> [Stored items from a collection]
━━━━

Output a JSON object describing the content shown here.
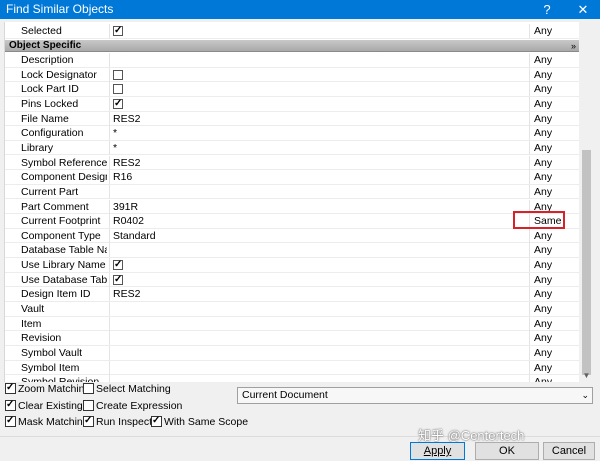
{
  "window": {
    "title": "Find Similar Objects",
    "help": "?",
    "close": "✕"
  },
  "grid": {
    "top_row": {
      "name": "Selected",
      "checked": true,
      "match": "Any"
    },
    "section": {
      "label": "Object Specific",
      "chevron": "»"
    },
    "rows": [
      {
        "name": "Description",
        "value": "",
        "match": "Any"
      },
      {
        "name": "Lock Designator",
        "checkbox": true,
        "checked": false,
        "match": "Any"
      },
      {
        "name": "Lock Part ID",
        "checkbox": true,
        "checked": false,
        "match": "Any"
      },
      {
        "name": "Pins Locked",
        "checkbox": true,
        "checked": true,
        "match": "Any"
      },
      {
        "name": "File Name",
        "value": "RES2",
        "match": "Any"
      },
      {
        "name": "Configuration",
        "value": "*",
        "match": "Any"
      },
      {
        "name": "Library",
        "value": "*",
        "match": "Any"
      },
      {
        "name": "Symbol Reference",
        "value": "RES2",
        "match": "Any"
      },
      {
        "name": "Component Designator",
        "value": "R16",
        "match": "Any"
      },
      {
        "name": "Current Part",
        "value": "",
        "match": "Any"
      },
      {
        "name": "Part Comment",
        "value": "391R",
        "match": "Any"
      },
      {
        "name": "Current Footprint",
        "value": "R0402",
        "match": "Same"
      },
      {
        "name": "Component Type",
        "value": "Standard",
        "match": "Any"
      },
      {
        "name": "Database Table Name",
        "value": "",
        "match": "Any"
      },
      {
        "name": "Use Library Name",
        "checkbox": true,
        "checked": true,
        "match": "Any"
      },
      {
        "name": "Use Database Table Name",
        "checkbox": true,
        "checked": true,
        "match": "Any"
      },
      {
        "name": "Design Item ID",
        "value": "RES2",
        "match": "Any"
      },
      {
        "name": "Vault",
        "value": "",
        "match": "Any"
      },
      {
        "name": "Item",
        "value": "",
        "match": "Any"
      },
      {
        "name": "Revision",
        "value": "",
        "match": "Any"
      },
      {
        "name": "Symbol Vault",
        "value": "",
        "match": "Any"
      },
      {
        "name": "Symbol Item",
        "value": "",
        "match": "Any"
      },
      {
        "name": "Symbol Revision",
        "value": "",
        "match": "Any"
      }
    ]
  },
  "options": {
    "zoom_matching": {
      "label": "Zoom Matching",
      "checked": true
    },
    "select_matching": {
      "label": "Select Matching",
      "checked": false
    },
    "clear_existing": {
      "label": "Clear Existing",
      "checked": true
    },
    "create_expression": {
      "label": "Create Expression",
      "checked": false
    },
    "mask_matching": {
      "label": "Mask Matching",
      "checked": true
    },
    "run_inspector": {
      "label": "Run Inspector",
      "checked": true
    },
    "with_same_scope": {
      "label": "With Same Scope",
      "checked": true
    }
  },
  "scope": {
    "selected": "Current Document"
  },
  "buttons": {
    "apply": "Apply",
    "ok": "OK",
    "cancel": "Cancel"
  },
  "watermark": "知乎 @Centertech",
  "colors": {
    "titlebar": "#0078d7",
    "highlight": "#d6232a"
  }
}
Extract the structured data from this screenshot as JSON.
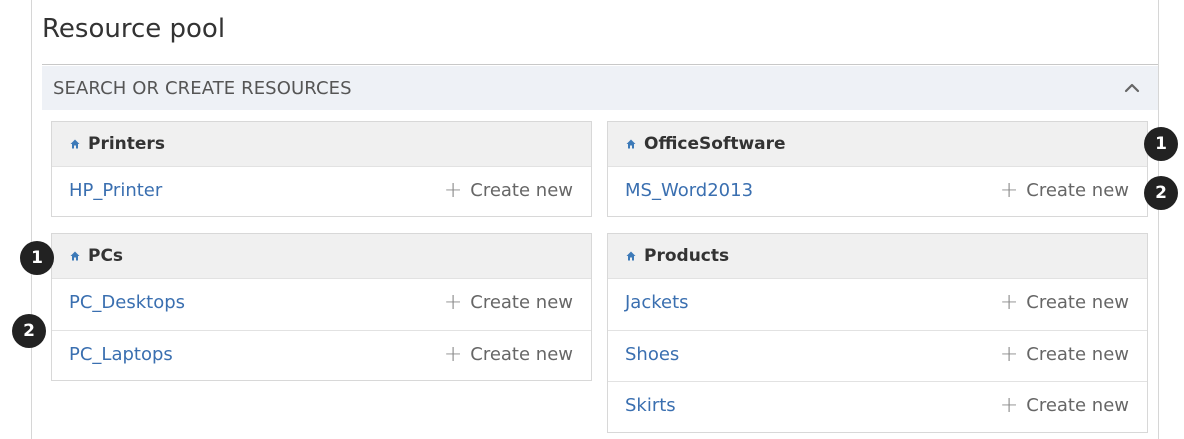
{
  "page": {
    "title": "Resource pool"
  },
  "section": {
    "label": "SEARCH OR CREATE RESOURCES",
    "collapse_icon": "chevron-up-icon"
  },
  "create_label": "Create new",
  "cards": [
    {
      "title": "Printers",
      "icon": "home-icon",
      "items": [
        "HP_Printer"
      ]
    },
    {
      "title": "OfficeSoftware",
      "icon": "home-icon",
      "items": [
        "MS_Word2013"
      ]
    },
    {
      "title": "PCs",
      "icon": "home-icon",
      "items": [
        "PC_Desktops",
        "PC_Laptops"
      ]
    },
    {
      "title": "Products",
      "icon": "home-icon",
      "items": [
        "Jackets",
        "Shoes",
        "Skirts"
      ]
    }
  ],
  "callouts": [
    "1",
    "2",
    "1",
    "2"
  ],
  "colors": {
    "link": "#3a6fb0",
    "icon_blue": "#3d7ab8",
    "header_bg": "#eef1f6",
    "badge": "#222222"
  }
}
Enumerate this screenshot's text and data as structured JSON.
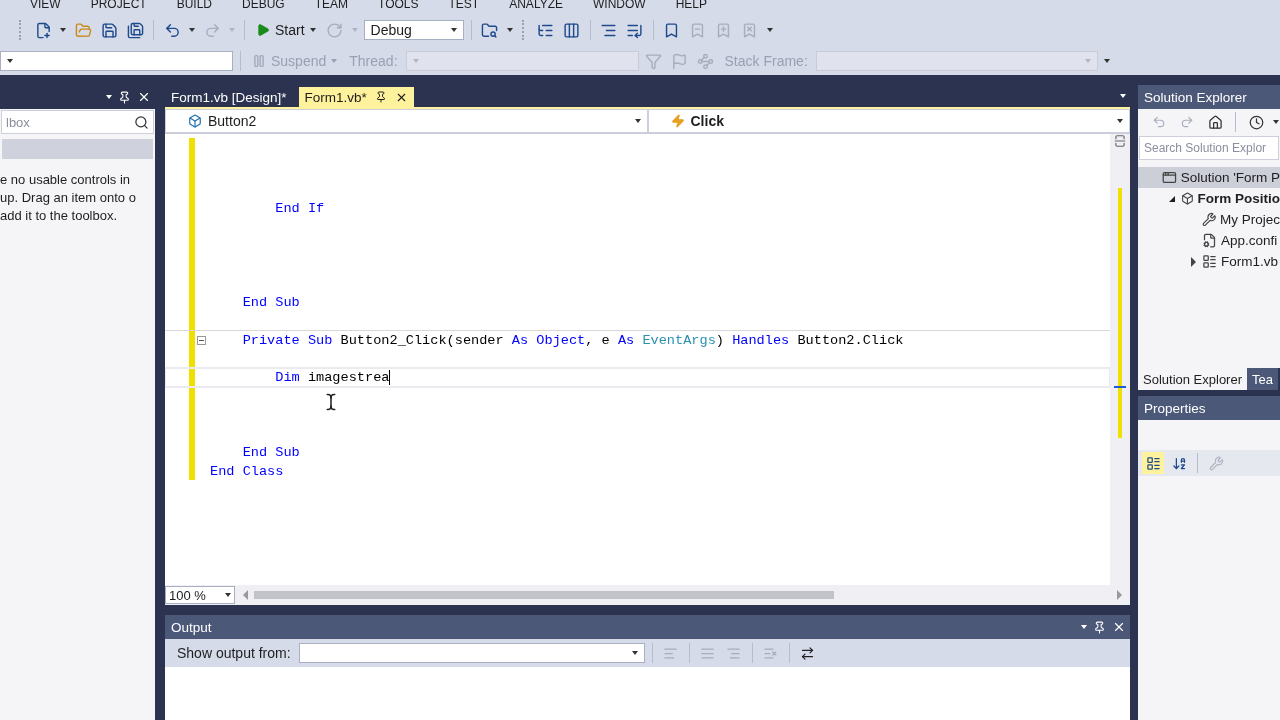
{
  "menu": [
    "VIEW",
    "PROJECT",
    "BUILD",
    "DEBUG",
    "TEAM",
    "TOOLS",
    "TEST",
    "ANALYZE",
    "WINDOW",
    "HELP"
  ],
  "toolbar": [
    {
      "kind": "grip"
    },
    {
      "kind": "new-project",
      "disabled": false
    },
    {
      "kind": "caret",
      "disabled": false
    },
    {
      "kind": "open",
      "disabled": false
    },
    {
      "kind": "save",
      "disabled": false
    },
    {
      "kind": "save-all",
      "disabled": false
    },
    {
      "kind": "separator"
    },
    {
      "kind": "undo",
      "disabled": false
    },
    {
      "kind": "caret",
      "disabled": false
    },
    {
      "kind": "redo",
      "disabled": true
    },
    {
      "kind": "caret",
      "disabled": true
    },
    {
      "kind": "separator"
    },
    {
      "kind": "start",
      "label": "Start",
      "disabled": false
    },
    {
      "kind": "refresh",
      "disabled": true
    },
    {
      "kind": "caret",
      "disabled": true
    },
    {
      "kind": "combo",
      "value": "Debug",
      "disabled": false
    },
    {
      "kind": "separator"
    },
    {
      "kind": "find",
      "disabled": false
    },
    {
      "kind": "overflow"
    },
    {
      "kind": "grip"
    },
    {
      "kind": "step-list",
      "disabled": false
    },
    {
      "kind": "columns",
      "disabled": false
    },
    {
      "kind": "separator"
    },
    {
      "kind": "lines",
      "disabled": false
    },
    {
      "kind": "lines-alt",
      "disabled": false
    },
    {
      "kind": "separator"
    },
    {
      "kind": "bookmark",
      "disabled": false
    },
    {
      "kind": "prev-bookmark",
      "disabled": true
    },
    {
      "kind": "next-bookmark",
      "disabled": true
    },
    {
      "kind": "clear-bookmark",
      "disabled": true
    },
    {
      "kind": "overflow"
    }
  ],
  "debug_toolbar": [
    {
      "kind": "combo",
      "disabled": false
    },
    {
      "kind": "separator"
    },
    {
      "kind": "suspend",
      "label": "Suspend",
      "disabled": true
    },
    {
      "kind": "label",
      "label": "Thread:",
      "disabled": true
    },
    {
      "kind": "combo",
      "disabled": true
    },
    {
      "kind": "filter",
      "disabled": true
    },
    {
      "kind": "flag",
      "disabled": true
    },
    {
      "kind": "threads",
      "disabled": true
    },
    {
      "kind": "label",
      "label": "Stack Frame:",
      "disabled": true
    },
    {
      "kind": "combo-wide",
      "disabled": true
    },
    {
      "kind": "overflow"
    }
  ],
  "toolbox": {
    "search_placeholder": "lbox",
    "message": "e no usable controls in up. Drag an item onto o add it to the toolbox."
  },
  "editor": {
    "tabs": [
      {
        "label": "Form1.vb [Design]*",
        "selected": false
      },
      {
        "label": "Form1.vb*",
        "selected": true
      }
    ],
    "type_combo": "Button2",
    "member_combo": "Click",
    "lines": [
      {
        "kind": "blank"
      },
      {
        "kind": "blank"
      },
      {
        "kind": "blank"
      },
      {
        "kind": "blank"
      },
      {
        "kind": "code",
        "current": false,
        "collapsible": false,
        "tokens": [
          {
            "kind": "keyword",
            "text": "        End If"
          }
        ]
      },
      {
        "kind": "blank"
      },
      {
        "kind": "blank"
      },
      {
        "kind": "blank"
      },
      {
        "kind": "blank"
      },
      {
        "kind": "code",
        "current": false,
        "collapsible": false,
        "tokens": [
          {
            "kind": "keyword",
            "text": "    End Sub"
          }
        ]
      },
      {
        "kind": "blank"
      },
      {
        "kind": "code",
        "current": false,
        "collapsible": true,
        "tokens": [
          {
            "kind": "keyword",
            "text": "    Private Sub"
          },
          {
            "kind": "plain",
            "text": " Button2_Click(sender "
          },
          {
            "kind": "keyword",
            "text": "As Object"
          },
          {
            "kind": "plain",
            "text": ", e "
          },
          {
            "kind": "keyword",
            "text": "As"
          },
          {
            "kind": "type",
            "text": " EventArgs"
          },
          {
            "kind": "plain",
            "text": ") "
          },
          {
            "kind": "keyword",
            "text": "Handles"
          },
          {
            "kind": "plain",
            "text": " Button2.Click"
          }
        ]
      },
      {
        "kind": "blank"
      },
      {
        "kind": "code",
        "current": true,
        "collapsible": false,
        "tokens": [
          {
            "kind": "keyword",
            "text": "        Dim"
          },
          {
            "kind": "plain",
            "text": " imagestrea"
          }
        ]
      },
      {
        "kind": "blank"
      },
      {
        "kind": "blank"
      },
      {
        "kind": "blank"
      },
      {
        "kind": "code",
        "current": false,
        "collapsible": false,
        "tokens": [
          {
            "kind": "keyword",
            "text": "    End Sub"
          }
        ]
      },
      {
        "kind": "code",
        "current": false,
        "collapsible": false,
        "tokens": [
          {
            "kind": "keyword",
            "text": "End Class"
          }
        ]
      }
    ],
    "zoom": "100 %"
  },
  "output": {
    "title": "Output",
    "show_from_label": "Show output from:"
  },
  "solution_explorer": {
    "title": "Solution Explorer",
    "search_placeholder": "Search Solution Explor",
    "tree": [
      {
        "kind": "solution",
        "label": "Solution 'Form P",
        "selected": true,
        "children": [
          {
            "kind": "project",
            "label": "Form Positio",
            "selected": false,
            "expanded": true,
            "children": [
              {
                "kind": "wrench",
                "label": "My Projec",
                "selected": false
              },
              {
                "kind": "config",
                "label": "App.confi",
                "selected": false
              },
              {
                "kind": "form",
                "label": "Form1.vb",
                "selected": false,
                "expanded": false
              }
            ]
          }
        ]
      }
    ],
    "tabs": [
      {
        "label": "Solution Explorer",
        "selected": true
      },
      {
        "label": "Tea",
        "selected": false
      }
    ]
  },
  "properties": {
    "title": "Properties",
    "buttons": [
      {
        "kind": "categorized",
        "selected": true,
        "disabled": false
      },
      {
        "kind": "alphabetical",
        "selected": false,
        "disabled": false
      },
      {
        "kind": "separator"
      },
      {
        "kind": "pages",
        "selected": false,
        "disabled": true
      }
    ]
  }
}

━━━━

> [GOAL]
Find "Database". Copy every line it occurs in.

> [TASK SOLUTION]
        "name": "Database Table Name",
        "name": "Use Database Table Name",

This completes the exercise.